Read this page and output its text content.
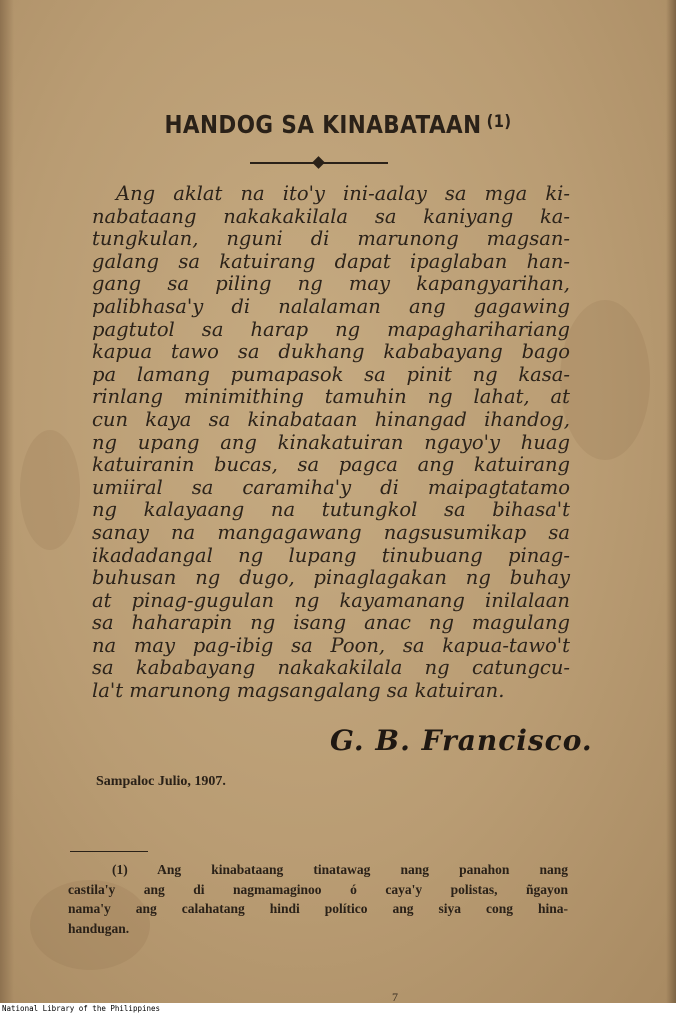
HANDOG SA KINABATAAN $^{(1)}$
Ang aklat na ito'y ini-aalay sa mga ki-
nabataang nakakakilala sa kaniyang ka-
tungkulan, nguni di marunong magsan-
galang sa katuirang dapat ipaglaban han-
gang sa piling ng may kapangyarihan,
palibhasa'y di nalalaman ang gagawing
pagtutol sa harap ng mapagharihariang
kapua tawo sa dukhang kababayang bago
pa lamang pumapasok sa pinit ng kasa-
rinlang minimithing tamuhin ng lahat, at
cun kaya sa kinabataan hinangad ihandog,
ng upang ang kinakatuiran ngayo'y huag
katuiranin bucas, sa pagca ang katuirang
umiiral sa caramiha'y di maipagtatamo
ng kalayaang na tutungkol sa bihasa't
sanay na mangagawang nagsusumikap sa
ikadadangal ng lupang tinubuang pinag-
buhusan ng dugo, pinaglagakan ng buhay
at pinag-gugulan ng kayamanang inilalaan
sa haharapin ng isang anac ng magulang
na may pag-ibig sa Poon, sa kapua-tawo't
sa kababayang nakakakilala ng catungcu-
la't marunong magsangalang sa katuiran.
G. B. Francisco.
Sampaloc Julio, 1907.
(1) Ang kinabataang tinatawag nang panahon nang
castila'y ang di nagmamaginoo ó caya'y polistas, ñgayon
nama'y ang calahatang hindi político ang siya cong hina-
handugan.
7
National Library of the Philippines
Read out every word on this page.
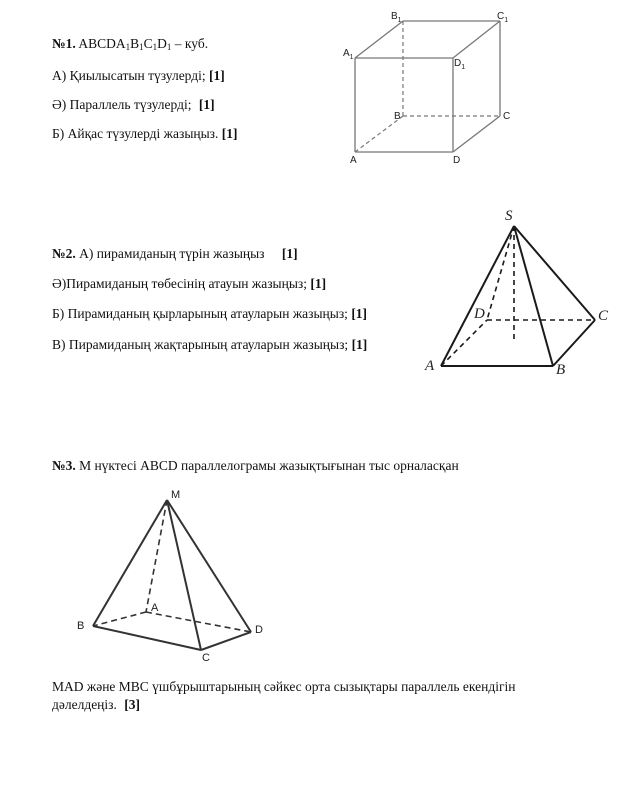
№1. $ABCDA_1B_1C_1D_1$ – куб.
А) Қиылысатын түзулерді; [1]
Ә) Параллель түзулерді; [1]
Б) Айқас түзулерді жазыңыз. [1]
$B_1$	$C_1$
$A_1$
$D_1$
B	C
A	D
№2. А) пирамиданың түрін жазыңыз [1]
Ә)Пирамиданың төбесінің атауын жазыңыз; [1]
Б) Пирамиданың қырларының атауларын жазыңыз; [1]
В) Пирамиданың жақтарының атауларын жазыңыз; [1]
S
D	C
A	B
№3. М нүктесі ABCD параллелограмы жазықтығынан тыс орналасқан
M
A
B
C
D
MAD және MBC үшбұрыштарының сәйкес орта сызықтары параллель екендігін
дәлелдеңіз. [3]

OBJECTIVE
Retype the lines exactly as they appear, beginning with the line that contains "Read out every word on this page." and ending with the final line of the entries, and omit the pictures.

EXERCISE SOLUTION
Read out every word on this page.
№1. $ABCDA_1B_1C_1D_1$ – куб.
А) Қиылысатын түзулерді; [1]
Ә) Параллель түзулерді; [1]
Б) Айқас түзулерді жазыңыз. [1]
$B_1$	$C_1$
$A_1$
$D_1$
B	C
A	D
№2. А) пирамиданың түрін жазыңыз [1]
Ә)Пирамиданың төбесінің атауын жазыңыз; [1]
Б) Пирамиданың қырларының атауларын жазыңыз; [1]
В) Пирамиданың жақтарының атауларын жазыңыз; [1]
S
D	C
A	B
№3. М нүктесі ABCD параллелограмы жазықтығынан тыс орналасқан
M
A
B
C
D
MAD және MBC үшбұрыштарының сәйкес орта сызықтары параллель екендігін
дәлелдеңіз. [3]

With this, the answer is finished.